Please reproduce every record, keeping each one exactly as written.

■ ■ ■ ■ ■

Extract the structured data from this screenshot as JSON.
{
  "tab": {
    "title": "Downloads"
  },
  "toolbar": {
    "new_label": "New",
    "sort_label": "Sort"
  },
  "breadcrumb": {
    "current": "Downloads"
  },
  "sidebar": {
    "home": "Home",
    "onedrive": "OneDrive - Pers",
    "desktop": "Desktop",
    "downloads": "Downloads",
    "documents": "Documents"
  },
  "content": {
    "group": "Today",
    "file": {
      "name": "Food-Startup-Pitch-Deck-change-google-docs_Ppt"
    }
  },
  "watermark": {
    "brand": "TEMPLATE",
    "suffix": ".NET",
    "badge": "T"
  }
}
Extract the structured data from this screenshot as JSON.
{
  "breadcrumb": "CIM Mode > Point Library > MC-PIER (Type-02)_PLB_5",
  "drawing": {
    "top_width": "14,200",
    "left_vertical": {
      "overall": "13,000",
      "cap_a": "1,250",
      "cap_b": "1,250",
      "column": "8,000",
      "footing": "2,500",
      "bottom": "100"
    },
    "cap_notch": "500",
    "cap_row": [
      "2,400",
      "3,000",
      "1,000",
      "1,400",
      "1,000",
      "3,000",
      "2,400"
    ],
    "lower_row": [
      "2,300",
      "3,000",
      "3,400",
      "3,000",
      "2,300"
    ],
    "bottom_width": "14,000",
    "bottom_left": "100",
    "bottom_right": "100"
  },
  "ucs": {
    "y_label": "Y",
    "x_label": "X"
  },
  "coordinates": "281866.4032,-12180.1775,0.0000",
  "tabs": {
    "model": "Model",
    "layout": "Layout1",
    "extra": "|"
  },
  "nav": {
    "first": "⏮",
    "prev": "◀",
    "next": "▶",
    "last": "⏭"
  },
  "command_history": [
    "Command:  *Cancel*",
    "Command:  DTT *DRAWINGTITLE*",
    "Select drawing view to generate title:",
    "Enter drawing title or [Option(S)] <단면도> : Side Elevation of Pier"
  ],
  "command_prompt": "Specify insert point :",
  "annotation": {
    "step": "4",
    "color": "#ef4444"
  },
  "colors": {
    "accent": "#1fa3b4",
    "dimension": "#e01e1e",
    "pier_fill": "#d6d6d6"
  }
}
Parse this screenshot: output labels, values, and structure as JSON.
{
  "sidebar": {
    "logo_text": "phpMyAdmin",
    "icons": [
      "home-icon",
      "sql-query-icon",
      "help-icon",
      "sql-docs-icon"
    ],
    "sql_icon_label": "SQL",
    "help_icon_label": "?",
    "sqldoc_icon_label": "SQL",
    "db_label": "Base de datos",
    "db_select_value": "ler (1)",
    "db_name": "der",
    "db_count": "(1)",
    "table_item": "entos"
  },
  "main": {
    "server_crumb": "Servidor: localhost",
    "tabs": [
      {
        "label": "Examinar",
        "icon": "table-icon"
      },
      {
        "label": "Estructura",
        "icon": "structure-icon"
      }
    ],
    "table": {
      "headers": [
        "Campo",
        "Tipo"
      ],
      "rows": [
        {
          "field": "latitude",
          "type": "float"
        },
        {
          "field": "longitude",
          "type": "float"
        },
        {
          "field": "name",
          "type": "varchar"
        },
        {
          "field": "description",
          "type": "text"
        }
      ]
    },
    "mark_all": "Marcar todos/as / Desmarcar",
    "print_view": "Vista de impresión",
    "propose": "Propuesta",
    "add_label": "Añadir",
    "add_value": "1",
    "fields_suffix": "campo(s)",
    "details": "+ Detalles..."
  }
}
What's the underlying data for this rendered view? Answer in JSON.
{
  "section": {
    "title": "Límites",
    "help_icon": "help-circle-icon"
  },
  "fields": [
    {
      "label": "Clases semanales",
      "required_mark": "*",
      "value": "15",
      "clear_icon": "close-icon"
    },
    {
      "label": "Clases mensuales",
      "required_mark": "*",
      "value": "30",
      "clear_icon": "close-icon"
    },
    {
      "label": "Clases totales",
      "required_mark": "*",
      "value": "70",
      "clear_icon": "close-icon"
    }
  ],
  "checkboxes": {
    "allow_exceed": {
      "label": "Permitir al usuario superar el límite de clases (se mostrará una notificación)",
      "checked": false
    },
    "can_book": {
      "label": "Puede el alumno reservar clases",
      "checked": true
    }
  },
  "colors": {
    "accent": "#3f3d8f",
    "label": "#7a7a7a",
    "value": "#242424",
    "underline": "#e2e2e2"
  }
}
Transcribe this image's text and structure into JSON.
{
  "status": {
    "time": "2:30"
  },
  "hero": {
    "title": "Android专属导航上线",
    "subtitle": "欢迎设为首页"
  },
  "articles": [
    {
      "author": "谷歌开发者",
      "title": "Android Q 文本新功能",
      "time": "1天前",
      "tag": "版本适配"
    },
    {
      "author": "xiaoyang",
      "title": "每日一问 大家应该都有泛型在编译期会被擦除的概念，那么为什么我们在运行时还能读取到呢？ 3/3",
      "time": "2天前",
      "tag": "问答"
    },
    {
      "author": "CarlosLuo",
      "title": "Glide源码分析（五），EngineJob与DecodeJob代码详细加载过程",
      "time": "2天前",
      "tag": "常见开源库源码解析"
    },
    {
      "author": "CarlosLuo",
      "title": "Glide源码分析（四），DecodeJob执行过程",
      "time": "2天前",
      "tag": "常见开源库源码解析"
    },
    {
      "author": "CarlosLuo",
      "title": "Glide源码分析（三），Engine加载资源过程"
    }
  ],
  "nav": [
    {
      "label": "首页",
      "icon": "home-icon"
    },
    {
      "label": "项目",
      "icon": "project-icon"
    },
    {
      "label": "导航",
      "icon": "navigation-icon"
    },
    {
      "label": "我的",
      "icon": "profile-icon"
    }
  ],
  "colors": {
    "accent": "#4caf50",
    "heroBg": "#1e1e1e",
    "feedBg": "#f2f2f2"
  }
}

■ ■ ■ ■ ■

-- Exercise answer --
Extract the structured data from this screenshot as JSON.
{
  "tab": {
    "title": "Downloads"
  },
  "toolbar": {
    "new_label": "New",
    "sort_label": "Sort"
  },
  "breadcrumb": {
    "current": "Downloads"
  },
  "sidebar": {
    "home": "Home",
    "onedrive": "OneDrive - Pers",
    "desktop": "Desktop",
    "downloads": "Downloads",
    "documents": "Documents"
  },
  "content": {
    "group": "Today",
    "file": {
      "name": "Food-Startup-Pitch-Deck-change-google-docs_Ppt"
    }
  },
  "watermark": {
    "brand": "TEMPLATE",
    "suffix": ".NET",
    "badge": "T"
  }
}
Extract the structured data from this screenshot as JSON.
{
  "breadcrumb": "CIM Mode > Point Library > MC-PIER (Type-02)_PLB_5",
  "drawing": {
    "top_width": "14,200",
    "left_vertical": {
      "overall": "13,000",
      "cap_a": "1,250",
      "cap_b": "1,250",
      "column": "8,000",
      "footing": "2,500",
      "bottom": "100"
    },
    "cap_notch": "500",
    "cap_row": [
      "2,400",
      "3,000",
      "1,000",
      "1,400",
      "1,000",
      "3,000",
      "2,400"
    ],
    "lower_row": [
      "2,300",
      "3,000",
      "3,400",
      "3,000",
      "2,300"
    ],
    "bottom_width": "14,000",
    "bottom_left": "100",
    "bottom_right": "100"
  },
  "ucs": {
    "y_label": "Y",
    "x_label": "X"
  },
  "coordinates": "281866.4032,-12180.1775,0.0000",
  "tabs": {
    "model": "Model",
    "layout": "Layout1",
    "extra": "|"
  },
  "nav": {
    "first": "⏮",
    "prev": "◀",
    "next": "▶",
    "last": "⏭"
  },
  "command_history": [
    "Command:  *Cancel*",
    "Command:  DTT *DRAWINGTITLE*",
    "Select drawing view to generate title:",
    "Enter drawing title or [Option(S)] <단면도> : Side Elevation of Pier"
  ],
  "command_prompt": "Specify insert point :",
  "annotation": {
    "step": "4",
    "color": "#ef4444"
  },
  "colors": {
    "accent": "#1fa3b4",
    "dimension": "#e01e1e",
    "pier_fill": "#d6d6d6"
  }
}
Parse this screenshot: output labels, values, and structure as JSON.
{
  "sidebar": {
    "logo_text": "phpMyAdmin",
    "icons": [
      "home-icon",
      "sql-query-icon",
      "help-icon",
      "sql-docs-icon"
    ],
    "sql_icon_label": "SQL",
    "help_icon_label": "?",
    "sqldoc_icon_label": "SQL",
    "db_label": "Base de datos",
    "db_select_value": "ler (1)",
    "db_name": "der",
    "db_count": "(1)",
    "table_item": "entos"
  },
  "main": {
    "server_crumb": "Servidor: localhost",
    "tabs": [
      {
        "label": "Examinar",
        "icon": "table-icon"
      },
      {
        "label": "Estructura",
        "icon": "structure-icon"
      }
    ],
    "table": {
      "headers": [
        "Campo",
        "Tipo"
      ],
      "rows": [
        {
          "field": "latitude",
          "type": "float"
        },
        {
          "field": "longitude",
          "type": "float"
        },
        {
          "field": "name",
          "type": "varchar"
        },
        {
          "field": "description",
          "type": "text"
        }
      ]
    },
    "mark_all": "Marcar todos/as / Desmarcar",
    "print_view": "Vista de impresión",
    "propose": "Propuesta",
    "add_label": "Añadir",
    "add_value": "1",
    "fields_suffix": "campo(s)",
    "details": "+ Detalles..."
  }
}
What's the underlying data for this rendered view? Answer in JSON.
{
  "section": {
    "title": "Límites",
    "help_icon": "help-circle-icon"
  },
  "fields": [
    {
      "label": "Clases semanales",
      "required_mark": "*",
      "value": "15",
      "clear_icon": "close-icon"
    },
    {
      "label": "Clases mensuales",
      "required_mark": "*",
      "value": "30",
      "clear_icon": "close-icon"
    },
    {
      "label": "Clases totales",
      "required_mark": "*",
      "value": "70",
      "clear_icon": "close-icon"
    }
  ],
  "checkboxes": {
    "allow_exceed": {
      "label": "Permitir al usuario superar el límite de clases (se mostrará una notificación)",
      "checked": false
    },
    "can_book": {
      "label": "Puede el alumno reservar clases",
      "checked": true
    }
  },
  "colors": {
    "accent": "#3f3d8f",
    "label": "#7a7a7a",
    "value": "#242424",
    "underline": "#e2e2e2"
  }
}
Transcribe this image's text and structure into JSON.
{
  "status": {
    "time": "2:30"
  },
  "hero": {
    "title": "Android专属导航上线",
    "subtitle": "欢迎设为首页"
  },
  "articles": [
    {
      "author": "谷歌开发者",
      "title": "Android Q 文本新功能",
      "time": "1天前",
      "tag": "版本适配"
    },
    {
      "author": "xiaoyang",
      "title": "每日一问 大家应该都有泛型在编译期会被擦除的概念，那么为什么我们在运行时还能读取到呢？ 3/3",
      "time": "2天前",
      "tag": "问答"
    },
    {
      "author": "CarlosLuo",
      "title": "Glide源码分析（五），EngineJob与DecodeJob代码详细加载过程",
      "time": "2天前",
      "tag": "常见开源库源码解析"
    },
    {
      "author": "CarlosLuo",
      "title": "Glide源码分析（四），DecodeJob执行过程",
      "time": "2天前",
      "tag": "常见开源库源码解析"
    },
    {
      "author": "CarlosLuo",
      "title": "Glide源码分析（三），Engine加载资源过程"
    }
  ],
  "nav": [
    {
      "label": "首页",
      "icon": "home-icon"
    },
    {
      "label": "项目",
      "icon": "project-icon"
    },
    {
      "label": "导航",
      "icon": "navigation-icon"
    },
    {
      "label": "我的",
      "icon": "profile-icon"
    }
  ],
  "colors": {
    "accent": "#4caf50",
    "heroBg": "#1e1e1e",
    "feedBg": "#f2f2f2"
  }
}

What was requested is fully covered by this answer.